The input:
— BEGIN —

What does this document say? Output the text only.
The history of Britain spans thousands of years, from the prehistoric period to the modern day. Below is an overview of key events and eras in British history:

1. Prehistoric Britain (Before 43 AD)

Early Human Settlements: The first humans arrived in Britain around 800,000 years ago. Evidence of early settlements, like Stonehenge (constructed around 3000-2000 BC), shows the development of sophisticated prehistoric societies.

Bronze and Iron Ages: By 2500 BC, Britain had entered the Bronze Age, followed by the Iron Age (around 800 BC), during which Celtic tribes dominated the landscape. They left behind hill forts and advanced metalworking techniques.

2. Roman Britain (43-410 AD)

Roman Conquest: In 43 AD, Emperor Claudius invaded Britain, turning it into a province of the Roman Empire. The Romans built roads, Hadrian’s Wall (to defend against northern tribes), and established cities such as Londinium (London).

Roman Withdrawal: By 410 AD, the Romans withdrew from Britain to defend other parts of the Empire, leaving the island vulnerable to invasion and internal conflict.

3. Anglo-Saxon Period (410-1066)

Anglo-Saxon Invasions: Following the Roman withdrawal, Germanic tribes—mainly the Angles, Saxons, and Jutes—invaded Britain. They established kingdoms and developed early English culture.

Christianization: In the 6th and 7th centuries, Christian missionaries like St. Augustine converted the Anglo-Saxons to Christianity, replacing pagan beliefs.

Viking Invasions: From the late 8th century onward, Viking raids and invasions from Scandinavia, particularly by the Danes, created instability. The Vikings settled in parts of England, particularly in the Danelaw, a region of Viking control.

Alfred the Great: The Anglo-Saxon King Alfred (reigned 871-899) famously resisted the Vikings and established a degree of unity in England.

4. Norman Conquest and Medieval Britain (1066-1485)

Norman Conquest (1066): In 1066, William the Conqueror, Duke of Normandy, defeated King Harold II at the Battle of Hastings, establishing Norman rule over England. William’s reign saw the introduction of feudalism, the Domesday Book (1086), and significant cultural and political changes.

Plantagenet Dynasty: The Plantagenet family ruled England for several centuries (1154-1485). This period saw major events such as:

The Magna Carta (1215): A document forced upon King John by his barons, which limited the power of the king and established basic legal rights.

— END —
— BEGIN —

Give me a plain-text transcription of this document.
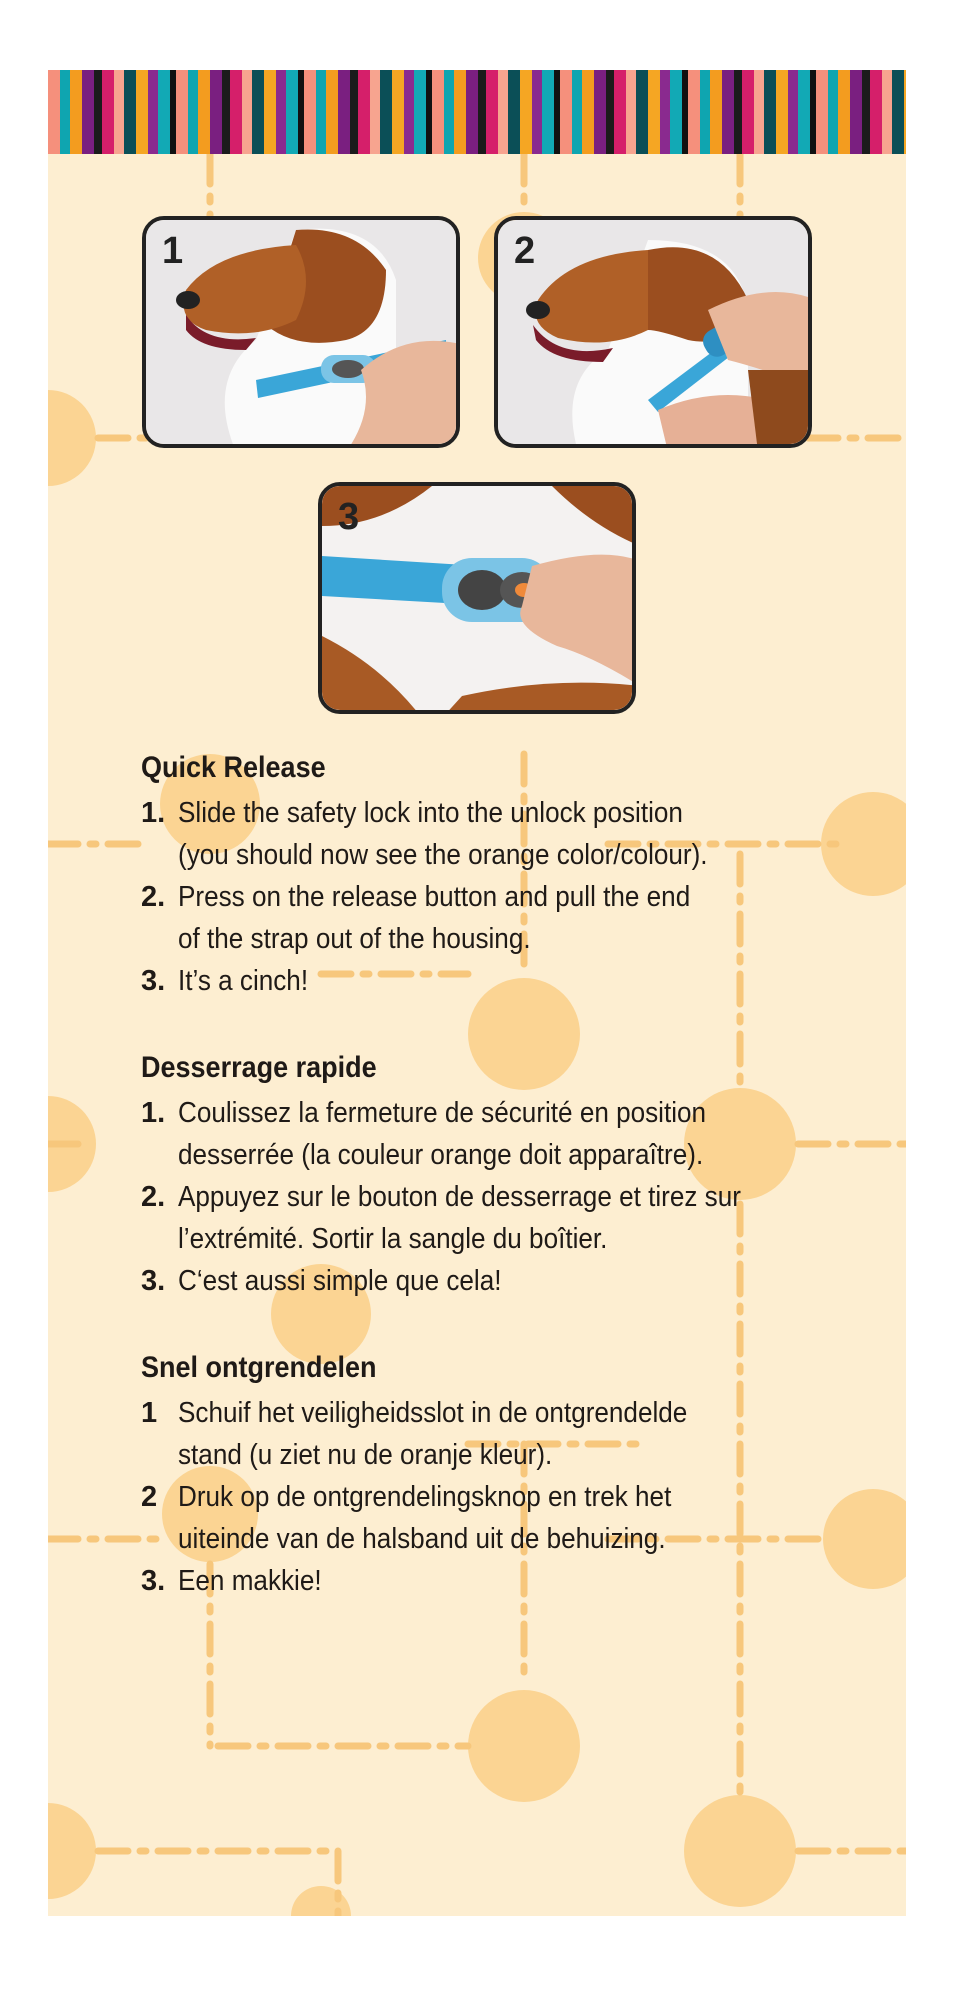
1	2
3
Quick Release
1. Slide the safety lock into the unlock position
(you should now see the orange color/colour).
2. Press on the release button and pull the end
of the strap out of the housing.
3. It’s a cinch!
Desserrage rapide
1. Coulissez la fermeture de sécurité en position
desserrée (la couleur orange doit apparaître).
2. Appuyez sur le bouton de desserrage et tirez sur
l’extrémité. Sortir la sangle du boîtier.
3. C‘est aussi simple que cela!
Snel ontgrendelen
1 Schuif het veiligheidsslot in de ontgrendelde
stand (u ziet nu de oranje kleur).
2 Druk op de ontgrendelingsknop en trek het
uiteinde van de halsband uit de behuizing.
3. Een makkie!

— END —
— BEGIN —

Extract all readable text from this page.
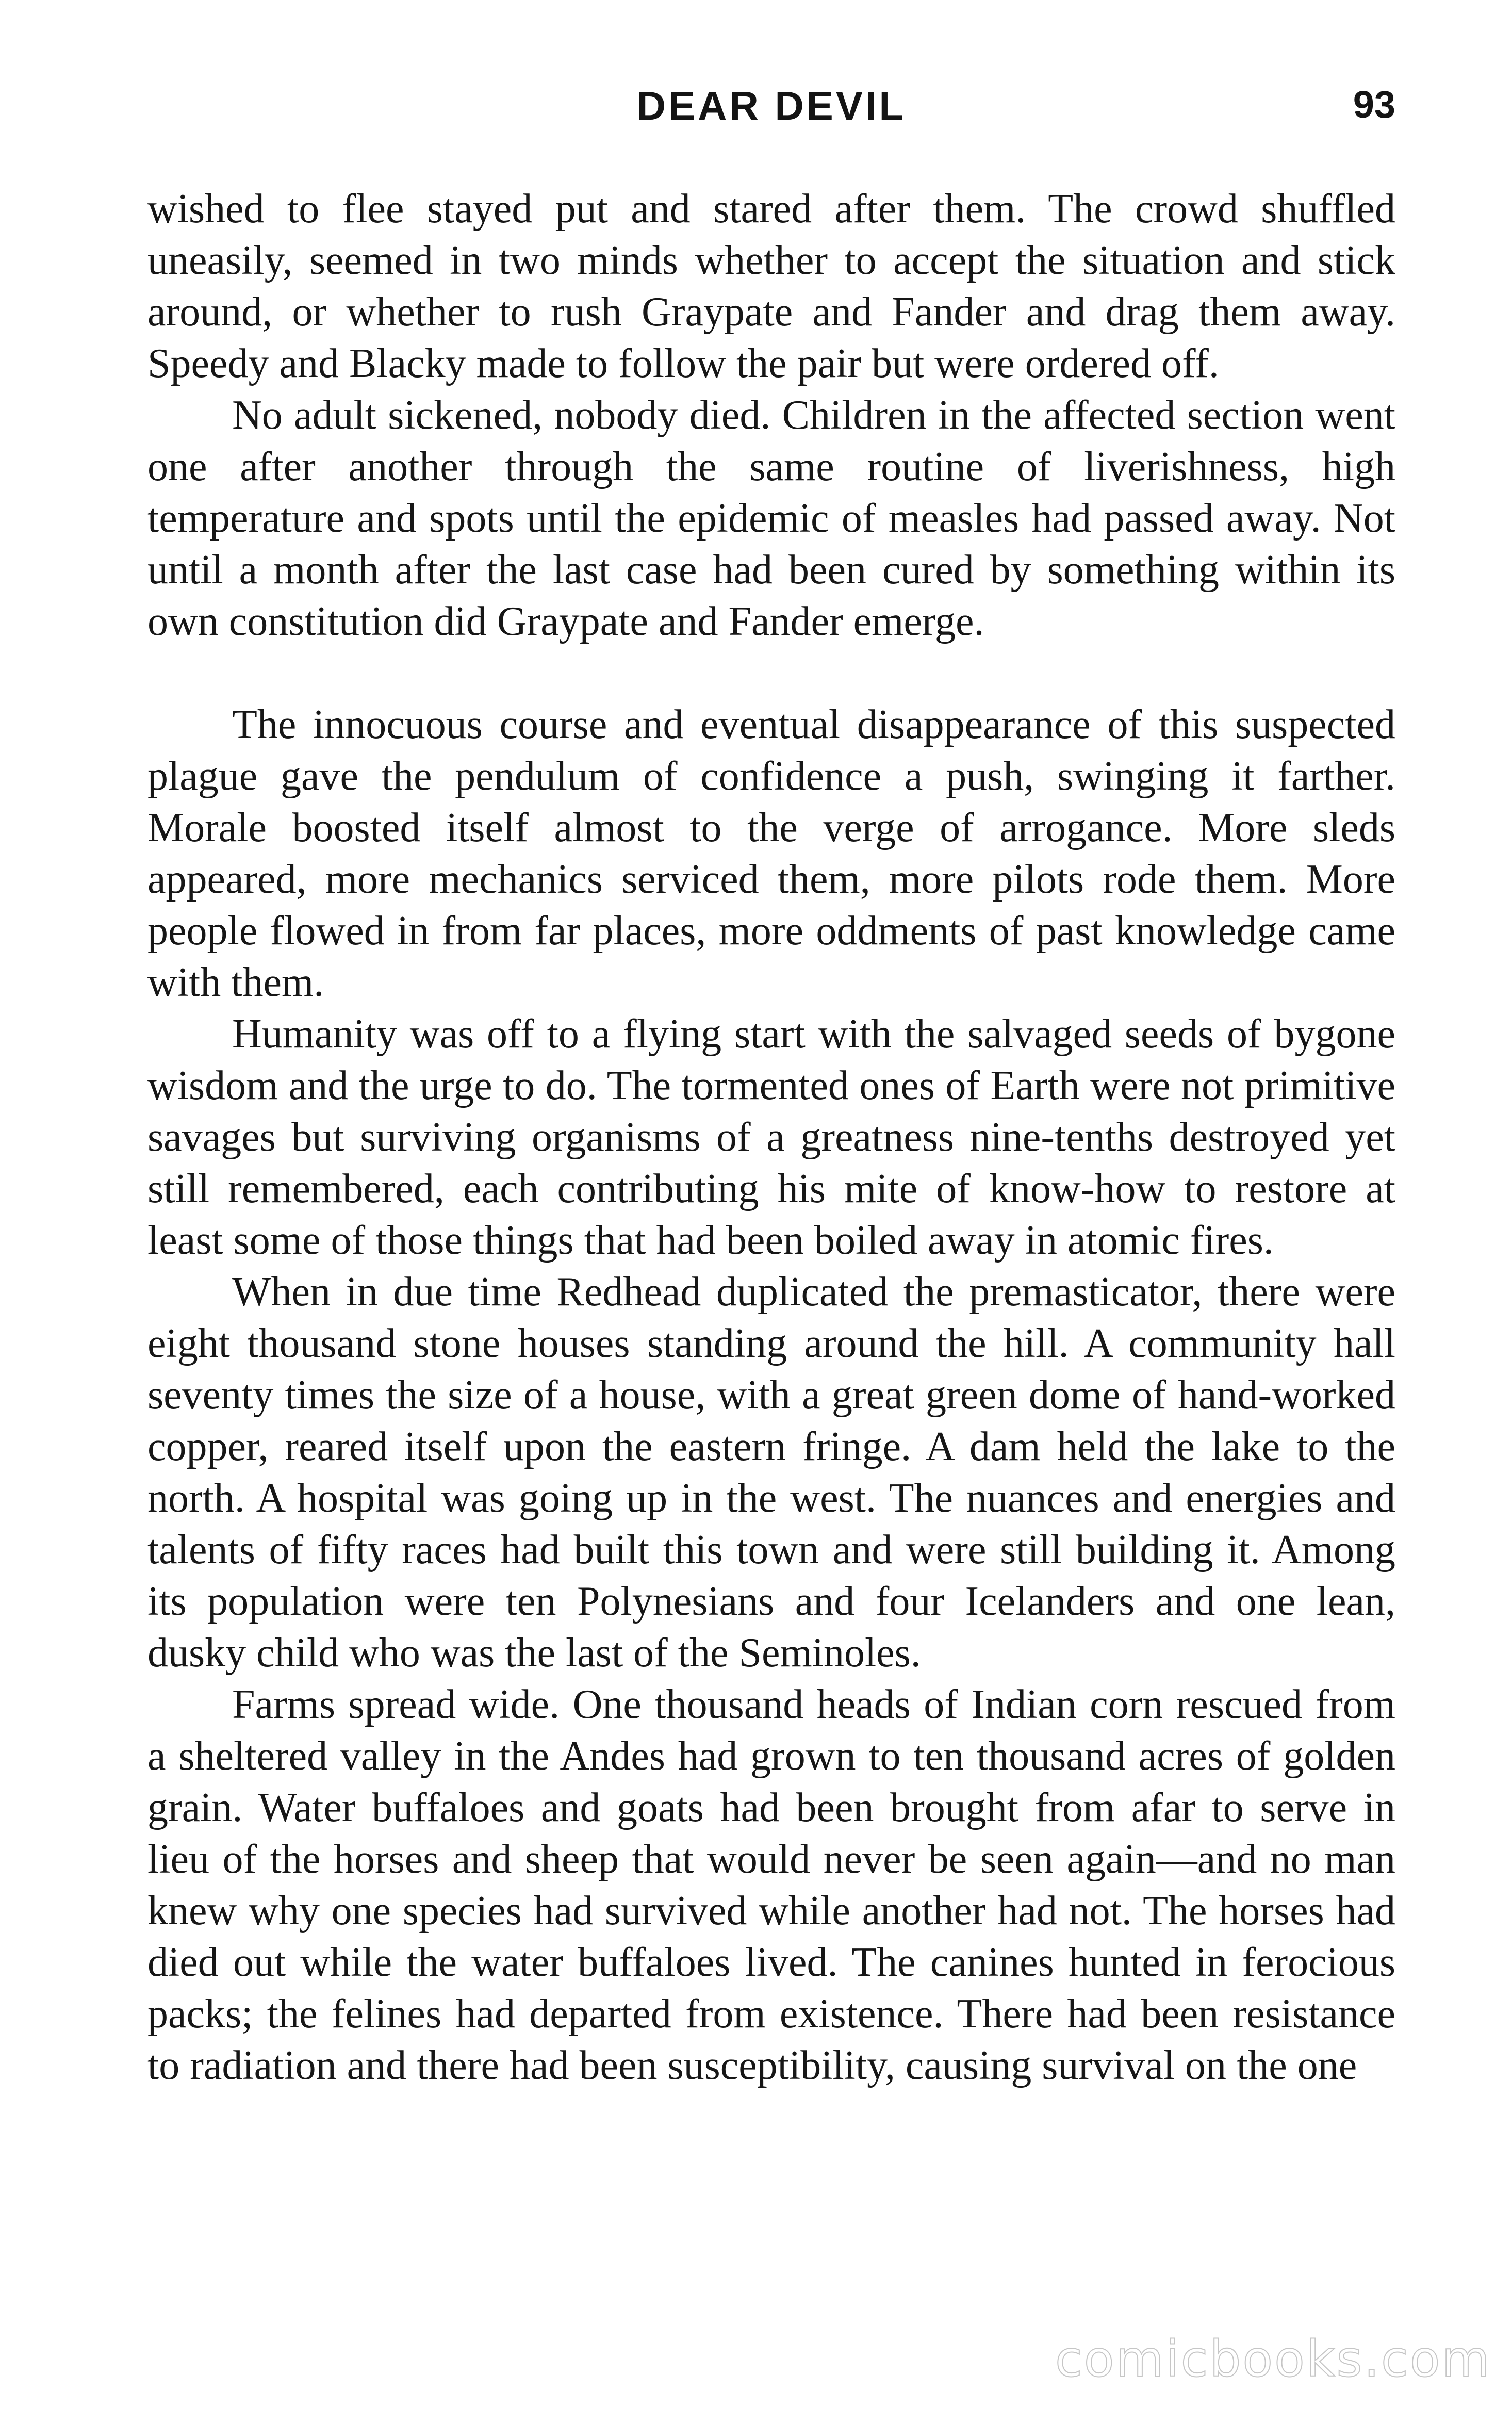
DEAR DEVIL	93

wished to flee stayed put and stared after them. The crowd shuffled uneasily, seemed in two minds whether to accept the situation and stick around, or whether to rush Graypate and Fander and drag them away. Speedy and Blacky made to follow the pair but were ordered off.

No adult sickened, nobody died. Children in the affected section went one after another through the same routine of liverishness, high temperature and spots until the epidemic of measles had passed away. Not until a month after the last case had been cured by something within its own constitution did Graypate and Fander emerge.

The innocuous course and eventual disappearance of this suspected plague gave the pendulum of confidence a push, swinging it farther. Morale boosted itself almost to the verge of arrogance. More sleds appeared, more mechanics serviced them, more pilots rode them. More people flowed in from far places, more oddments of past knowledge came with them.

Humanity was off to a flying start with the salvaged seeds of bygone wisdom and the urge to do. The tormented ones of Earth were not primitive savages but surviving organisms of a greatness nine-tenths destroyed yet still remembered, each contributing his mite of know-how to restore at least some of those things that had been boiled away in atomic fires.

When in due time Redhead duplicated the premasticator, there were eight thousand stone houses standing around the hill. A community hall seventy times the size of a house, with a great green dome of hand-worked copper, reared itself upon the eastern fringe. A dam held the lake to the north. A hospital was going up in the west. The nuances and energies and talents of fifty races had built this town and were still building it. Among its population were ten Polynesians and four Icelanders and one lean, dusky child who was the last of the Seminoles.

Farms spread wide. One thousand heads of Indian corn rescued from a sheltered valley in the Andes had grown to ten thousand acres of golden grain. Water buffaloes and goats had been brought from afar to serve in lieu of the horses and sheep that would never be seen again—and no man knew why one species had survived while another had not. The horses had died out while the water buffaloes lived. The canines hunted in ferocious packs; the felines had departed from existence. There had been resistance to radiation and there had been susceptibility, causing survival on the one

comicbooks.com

— END —

Task details: For each line of the entries that includes "text", show that line.

Result of this task:
What does this document say? Output the text only.
Give me a plain-text transcription of this document.
Extract all readable text from this page.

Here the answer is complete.